== Sayfa alıntısı ==

Paylaş
Sosyal medya iki ünlü modelin ilişkiler hakkında ardı ardına yaptığı açıklamalarla çalkalanıyor.
İlki, Şevval Şahin. Oya Çınar sorunca cinsellik konusunda şöyle cevap verdi:
“Cinsellik bir ilişkinin bütünün değil ama yarıdan fazlasını kapsar. Kötü sevişiyorsan iyi bir kimyanız yok demektir. Öyle bir durumda ilişkiye girilemez...”
Şevval Şahin yerden göğe kadar haklı çünkü birlikteliğin temel dinamiği cinselliktir.
Çünkü bu bir arkadaşlık, akrabalık ya da iş ilişkisi değil. Bunların hepsinde bir mesafe var.
Tipini beğenseniz de beğenmeseniz de; nefesinin, teninin kokusunu sevseniz de sevmeseniz de; ses tonu, espri yeteneği içinizi gıcıklasa da gıcıklamasa da o mesafeden idare edebilirsiniz.
Ama iş, özel ilişkiye gelince en yakınına sokulduğunuz, en yakınınıza soktuğunuz insandan bahsediyoruz demektir.
Eğer karşınızdakine tensel olarak bir çekiminiz yoksa o bir mutluluk değil, eziyet kaynağına dönüşüyor.

===
== Sağlanan malzeme ==

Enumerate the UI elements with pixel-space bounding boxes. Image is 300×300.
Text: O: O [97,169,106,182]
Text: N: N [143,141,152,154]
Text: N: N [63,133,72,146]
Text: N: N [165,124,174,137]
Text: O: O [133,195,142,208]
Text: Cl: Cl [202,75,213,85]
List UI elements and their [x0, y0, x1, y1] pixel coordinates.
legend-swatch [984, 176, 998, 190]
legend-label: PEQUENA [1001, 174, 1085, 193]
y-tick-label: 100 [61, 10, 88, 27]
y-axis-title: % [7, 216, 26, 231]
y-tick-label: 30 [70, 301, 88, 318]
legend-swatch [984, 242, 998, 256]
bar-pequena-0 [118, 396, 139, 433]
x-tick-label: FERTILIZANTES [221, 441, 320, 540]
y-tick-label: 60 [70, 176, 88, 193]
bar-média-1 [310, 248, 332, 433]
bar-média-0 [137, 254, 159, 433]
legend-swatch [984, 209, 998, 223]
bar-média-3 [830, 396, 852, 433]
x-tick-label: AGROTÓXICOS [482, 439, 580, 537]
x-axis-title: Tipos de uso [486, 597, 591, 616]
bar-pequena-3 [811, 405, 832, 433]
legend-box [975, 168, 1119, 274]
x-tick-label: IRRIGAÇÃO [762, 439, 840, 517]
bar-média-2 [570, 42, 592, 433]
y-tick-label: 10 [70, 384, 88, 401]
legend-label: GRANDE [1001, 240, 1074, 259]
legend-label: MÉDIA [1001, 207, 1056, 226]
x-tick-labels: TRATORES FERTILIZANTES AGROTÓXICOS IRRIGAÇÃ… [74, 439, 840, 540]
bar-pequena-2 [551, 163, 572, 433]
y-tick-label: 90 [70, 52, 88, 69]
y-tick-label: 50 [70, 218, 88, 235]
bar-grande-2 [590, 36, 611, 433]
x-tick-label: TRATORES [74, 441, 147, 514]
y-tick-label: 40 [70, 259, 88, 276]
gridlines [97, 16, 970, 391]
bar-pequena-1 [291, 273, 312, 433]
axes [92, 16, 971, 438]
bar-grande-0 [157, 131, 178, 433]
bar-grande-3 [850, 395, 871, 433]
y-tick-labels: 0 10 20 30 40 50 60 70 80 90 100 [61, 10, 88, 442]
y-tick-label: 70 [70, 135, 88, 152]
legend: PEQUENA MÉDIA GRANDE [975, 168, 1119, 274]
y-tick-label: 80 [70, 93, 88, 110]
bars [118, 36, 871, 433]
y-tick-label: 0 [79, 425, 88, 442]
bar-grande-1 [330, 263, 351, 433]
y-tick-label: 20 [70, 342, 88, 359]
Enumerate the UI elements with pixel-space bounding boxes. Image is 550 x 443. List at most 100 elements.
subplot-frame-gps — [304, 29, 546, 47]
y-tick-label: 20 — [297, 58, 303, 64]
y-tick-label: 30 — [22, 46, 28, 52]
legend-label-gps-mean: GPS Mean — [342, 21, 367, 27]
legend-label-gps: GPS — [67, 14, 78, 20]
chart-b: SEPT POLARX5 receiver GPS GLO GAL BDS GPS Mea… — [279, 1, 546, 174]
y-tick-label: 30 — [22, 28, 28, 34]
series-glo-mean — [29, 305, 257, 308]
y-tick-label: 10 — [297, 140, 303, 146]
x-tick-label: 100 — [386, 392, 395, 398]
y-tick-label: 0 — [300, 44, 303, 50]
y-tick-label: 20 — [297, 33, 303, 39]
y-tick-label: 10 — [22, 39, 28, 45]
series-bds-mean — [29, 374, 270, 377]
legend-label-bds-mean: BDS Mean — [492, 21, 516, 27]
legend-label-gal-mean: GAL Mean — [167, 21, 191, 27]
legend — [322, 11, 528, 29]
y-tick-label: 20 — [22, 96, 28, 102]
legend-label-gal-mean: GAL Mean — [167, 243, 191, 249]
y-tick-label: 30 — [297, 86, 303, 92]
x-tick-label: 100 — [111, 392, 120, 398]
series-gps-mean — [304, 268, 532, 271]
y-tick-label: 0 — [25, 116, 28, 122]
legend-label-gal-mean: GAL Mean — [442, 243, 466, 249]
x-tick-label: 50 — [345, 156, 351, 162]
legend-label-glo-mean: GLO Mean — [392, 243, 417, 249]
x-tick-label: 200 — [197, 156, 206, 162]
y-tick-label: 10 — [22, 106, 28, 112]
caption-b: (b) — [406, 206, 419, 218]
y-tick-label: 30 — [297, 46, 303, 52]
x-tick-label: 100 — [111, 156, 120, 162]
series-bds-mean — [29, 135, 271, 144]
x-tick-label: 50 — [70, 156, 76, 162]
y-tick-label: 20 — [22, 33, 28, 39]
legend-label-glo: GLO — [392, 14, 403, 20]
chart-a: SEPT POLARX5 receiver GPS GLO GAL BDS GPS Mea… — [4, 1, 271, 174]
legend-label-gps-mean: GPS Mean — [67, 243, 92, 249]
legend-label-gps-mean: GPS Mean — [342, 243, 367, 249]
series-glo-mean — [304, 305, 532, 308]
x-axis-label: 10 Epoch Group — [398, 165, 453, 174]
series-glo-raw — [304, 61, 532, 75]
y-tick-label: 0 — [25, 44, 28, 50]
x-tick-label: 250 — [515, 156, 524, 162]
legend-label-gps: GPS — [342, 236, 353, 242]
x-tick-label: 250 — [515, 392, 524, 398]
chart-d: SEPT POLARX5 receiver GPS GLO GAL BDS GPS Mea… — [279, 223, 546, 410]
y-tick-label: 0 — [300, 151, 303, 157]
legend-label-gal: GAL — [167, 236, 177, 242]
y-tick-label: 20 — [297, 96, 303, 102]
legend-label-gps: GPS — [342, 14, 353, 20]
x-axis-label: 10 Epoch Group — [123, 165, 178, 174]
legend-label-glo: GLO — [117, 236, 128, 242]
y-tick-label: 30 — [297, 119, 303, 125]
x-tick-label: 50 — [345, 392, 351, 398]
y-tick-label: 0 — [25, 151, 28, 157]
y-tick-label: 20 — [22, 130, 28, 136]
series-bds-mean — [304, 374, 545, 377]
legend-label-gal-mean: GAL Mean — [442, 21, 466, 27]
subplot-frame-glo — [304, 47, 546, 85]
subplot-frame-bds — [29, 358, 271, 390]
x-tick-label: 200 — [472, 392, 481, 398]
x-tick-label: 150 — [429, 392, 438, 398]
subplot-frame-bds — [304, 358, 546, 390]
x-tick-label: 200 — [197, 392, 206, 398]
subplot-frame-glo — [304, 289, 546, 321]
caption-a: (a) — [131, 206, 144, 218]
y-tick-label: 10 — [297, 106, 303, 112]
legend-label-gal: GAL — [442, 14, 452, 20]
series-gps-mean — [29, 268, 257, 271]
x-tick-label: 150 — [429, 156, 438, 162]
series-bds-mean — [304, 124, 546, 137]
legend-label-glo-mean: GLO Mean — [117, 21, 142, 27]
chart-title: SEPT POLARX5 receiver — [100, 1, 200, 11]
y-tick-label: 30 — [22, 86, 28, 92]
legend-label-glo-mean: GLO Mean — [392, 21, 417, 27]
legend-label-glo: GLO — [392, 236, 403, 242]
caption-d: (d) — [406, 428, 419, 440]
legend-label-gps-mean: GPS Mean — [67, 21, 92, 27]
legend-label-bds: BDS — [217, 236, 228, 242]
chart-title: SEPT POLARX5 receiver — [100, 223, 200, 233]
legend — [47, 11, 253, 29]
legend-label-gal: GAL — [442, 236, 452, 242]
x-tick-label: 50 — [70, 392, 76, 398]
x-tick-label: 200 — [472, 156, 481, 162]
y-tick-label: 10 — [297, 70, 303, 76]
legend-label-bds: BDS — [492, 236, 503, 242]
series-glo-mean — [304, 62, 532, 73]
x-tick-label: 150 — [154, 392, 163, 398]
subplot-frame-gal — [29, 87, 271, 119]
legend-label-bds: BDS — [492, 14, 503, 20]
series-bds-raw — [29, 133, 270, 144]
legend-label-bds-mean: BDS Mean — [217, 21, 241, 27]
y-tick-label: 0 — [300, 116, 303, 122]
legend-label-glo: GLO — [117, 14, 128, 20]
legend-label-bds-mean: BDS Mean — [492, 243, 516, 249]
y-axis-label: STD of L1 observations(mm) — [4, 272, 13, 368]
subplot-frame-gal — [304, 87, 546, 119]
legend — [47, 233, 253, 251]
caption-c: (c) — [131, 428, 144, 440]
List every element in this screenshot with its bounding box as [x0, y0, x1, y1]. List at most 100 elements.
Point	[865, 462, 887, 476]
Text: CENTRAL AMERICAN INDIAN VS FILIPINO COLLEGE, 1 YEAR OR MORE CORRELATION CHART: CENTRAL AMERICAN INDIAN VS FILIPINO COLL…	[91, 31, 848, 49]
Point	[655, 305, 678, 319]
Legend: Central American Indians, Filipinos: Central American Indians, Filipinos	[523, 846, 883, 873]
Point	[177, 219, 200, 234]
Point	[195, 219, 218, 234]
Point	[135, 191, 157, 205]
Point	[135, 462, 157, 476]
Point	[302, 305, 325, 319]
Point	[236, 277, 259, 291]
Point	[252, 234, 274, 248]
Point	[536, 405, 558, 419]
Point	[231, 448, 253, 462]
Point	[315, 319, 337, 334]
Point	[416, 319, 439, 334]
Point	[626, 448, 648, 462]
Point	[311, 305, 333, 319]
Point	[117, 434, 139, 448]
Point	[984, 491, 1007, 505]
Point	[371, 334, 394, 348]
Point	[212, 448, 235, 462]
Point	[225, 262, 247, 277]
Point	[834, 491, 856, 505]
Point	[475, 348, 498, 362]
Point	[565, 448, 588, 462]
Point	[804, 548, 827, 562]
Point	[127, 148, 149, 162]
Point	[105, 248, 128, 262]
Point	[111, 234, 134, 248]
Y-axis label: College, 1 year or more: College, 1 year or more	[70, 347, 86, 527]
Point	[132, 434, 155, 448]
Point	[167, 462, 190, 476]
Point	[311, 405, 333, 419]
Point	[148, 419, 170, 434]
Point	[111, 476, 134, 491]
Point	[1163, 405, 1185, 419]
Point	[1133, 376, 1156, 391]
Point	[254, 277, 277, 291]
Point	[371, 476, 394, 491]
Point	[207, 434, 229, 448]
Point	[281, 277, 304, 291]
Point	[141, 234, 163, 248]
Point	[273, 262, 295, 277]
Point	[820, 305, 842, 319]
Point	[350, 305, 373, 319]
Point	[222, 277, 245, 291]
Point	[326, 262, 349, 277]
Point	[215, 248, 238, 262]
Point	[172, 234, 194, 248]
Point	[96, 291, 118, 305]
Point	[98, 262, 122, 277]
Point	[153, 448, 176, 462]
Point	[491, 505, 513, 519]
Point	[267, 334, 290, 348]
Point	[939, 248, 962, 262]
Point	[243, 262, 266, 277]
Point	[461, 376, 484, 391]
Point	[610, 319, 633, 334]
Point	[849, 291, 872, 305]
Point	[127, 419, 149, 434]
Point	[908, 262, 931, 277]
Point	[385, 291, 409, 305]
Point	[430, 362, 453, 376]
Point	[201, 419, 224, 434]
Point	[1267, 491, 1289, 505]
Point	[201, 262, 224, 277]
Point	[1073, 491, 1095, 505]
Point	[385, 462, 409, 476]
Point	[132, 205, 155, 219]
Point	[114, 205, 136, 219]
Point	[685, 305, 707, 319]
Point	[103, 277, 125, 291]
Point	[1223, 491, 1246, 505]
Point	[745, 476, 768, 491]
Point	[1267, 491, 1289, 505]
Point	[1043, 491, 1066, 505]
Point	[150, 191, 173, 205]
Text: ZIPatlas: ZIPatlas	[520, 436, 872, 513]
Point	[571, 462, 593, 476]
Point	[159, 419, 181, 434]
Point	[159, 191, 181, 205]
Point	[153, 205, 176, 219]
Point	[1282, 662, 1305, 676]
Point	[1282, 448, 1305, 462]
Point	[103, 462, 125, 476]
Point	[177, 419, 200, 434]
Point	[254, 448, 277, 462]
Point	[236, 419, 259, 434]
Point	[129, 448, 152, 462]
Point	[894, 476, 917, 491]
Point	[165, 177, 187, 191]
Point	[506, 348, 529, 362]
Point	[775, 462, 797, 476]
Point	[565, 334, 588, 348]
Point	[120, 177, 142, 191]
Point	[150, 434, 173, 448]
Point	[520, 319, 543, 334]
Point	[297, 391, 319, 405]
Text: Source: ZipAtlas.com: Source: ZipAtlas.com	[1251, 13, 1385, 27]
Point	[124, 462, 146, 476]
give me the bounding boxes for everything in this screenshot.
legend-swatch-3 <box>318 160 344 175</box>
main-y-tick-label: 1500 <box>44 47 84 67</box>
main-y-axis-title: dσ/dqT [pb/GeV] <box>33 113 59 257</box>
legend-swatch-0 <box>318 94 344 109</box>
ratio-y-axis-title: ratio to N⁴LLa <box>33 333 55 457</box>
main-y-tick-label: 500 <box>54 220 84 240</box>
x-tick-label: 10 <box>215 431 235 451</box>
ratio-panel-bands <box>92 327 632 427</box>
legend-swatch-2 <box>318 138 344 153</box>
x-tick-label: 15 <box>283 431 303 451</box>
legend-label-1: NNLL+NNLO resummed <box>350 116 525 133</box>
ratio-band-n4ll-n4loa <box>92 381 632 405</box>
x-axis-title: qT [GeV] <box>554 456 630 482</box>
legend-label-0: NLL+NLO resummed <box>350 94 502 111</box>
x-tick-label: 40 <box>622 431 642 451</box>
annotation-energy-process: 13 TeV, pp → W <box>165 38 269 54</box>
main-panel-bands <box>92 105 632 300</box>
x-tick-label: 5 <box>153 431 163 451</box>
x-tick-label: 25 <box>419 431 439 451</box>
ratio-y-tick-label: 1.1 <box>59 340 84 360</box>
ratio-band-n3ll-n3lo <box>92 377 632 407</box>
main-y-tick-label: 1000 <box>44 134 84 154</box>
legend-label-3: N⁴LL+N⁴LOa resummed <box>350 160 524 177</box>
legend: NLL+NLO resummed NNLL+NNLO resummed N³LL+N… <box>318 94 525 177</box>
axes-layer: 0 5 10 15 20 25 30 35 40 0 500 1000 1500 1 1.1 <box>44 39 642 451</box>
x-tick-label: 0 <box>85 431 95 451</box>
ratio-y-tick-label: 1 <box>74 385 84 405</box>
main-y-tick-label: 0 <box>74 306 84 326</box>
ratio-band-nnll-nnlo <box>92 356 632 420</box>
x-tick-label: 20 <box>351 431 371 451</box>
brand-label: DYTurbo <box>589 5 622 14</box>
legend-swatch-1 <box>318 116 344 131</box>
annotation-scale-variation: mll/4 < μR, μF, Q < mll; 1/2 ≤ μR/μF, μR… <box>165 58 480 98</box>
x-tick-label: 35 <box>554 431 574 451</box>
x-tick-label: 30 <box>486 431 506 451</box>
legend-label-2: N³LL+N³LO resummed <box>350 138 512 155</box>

===

Verilen görev 1:
Yukarıdaki ilişkiler ve cinsellik üzerine yazıdan "Çünkü bu bir" ile başlayıp "eziyet kaynağına dönüşüyor." ile biten bölümü hiç değiştirmeden aktarın.
Verilen görev 2:
İlişkiler ve cinsellik üzerine yazıda "Tipini beğenseniz de beğenmeseniz de" diye başlayan paragrafı temel bilgilerini koruyarak daha kısa biçimde yeniden yazın.
Verilen görev 3:
Lütfen ilişkiler ve cinsellik üzerine yazıyı son cümlesinden sonra devam ettirin.

Görev yanıtı 1:
Çünkü bu bir arkadaşlık, akrabalık ya da iş ilişkisi değil. Bunların hepsinde bir mesafe var.
Tipini beğenseniz de beğenmeseniz de; nefesinin, teninin kokusunu sevseniz de sevmeseniz de; ses tonu, espri yeteneği içinizi gıcıklasa da gıcıklamasa da o mesafeden idare edebilirsiniz.
Ama iş, özel ilişkiye gelince en yakınına sokulduğunuz, en yakınınıza soktuğunuz insandan bahsediyoruz demektir.
Eğer karşınızdakine tensel olarak bir çekiminiz yoksa o bir mutluluk değil, eziyet kaynağına dönüşüyor.

Görev yanıtı 2:
Tipini, ten kokusunu, ses tonunu ya da esprilerini beğenseniz de beğenmeseniz de o mesafeden idare edebilirsiniz.

Görev yanıtı 3:
Halbuki eşinizle iyi bir cinselliğiniz varsa, hayatınızın başka alanlarındaki sorunlar da küçülüyor, görmezlikten gelinebiliyor.
Ama aynı zamanda Şevval Şahin’in bu açıklaması ancak ıslak zemin kadar derinliğe sahip çünkü ilişkilerde “aşk” denilen bir şey var ki bazen geriye kalan her şeyi, cinselliği bile ikinci plana atabiliyor.
Olabilir, olamaz mı:
Türlü rahatsızlık, türlü sorunlar yaşayabiliyor insanlar.
Ama karşısındakine öyle âşık ki bunları hiç dert etmiyor...
Sadece yan yana, göz göze, el ele olmaktan bile dünyanın en mutlu insanı sayabiliyor kendini. Hele çoğunlukla cinselliğin artık “kemale” erdiği yaşlarda.
Kuşkusuz Şevval Şahin kendi yaşından, kendi ikliminden, kendi dünyasından bildiriyor ama bu mevzu öyle kesin hükümler verilebilecek, kestirip atılabilecek bir konu değil.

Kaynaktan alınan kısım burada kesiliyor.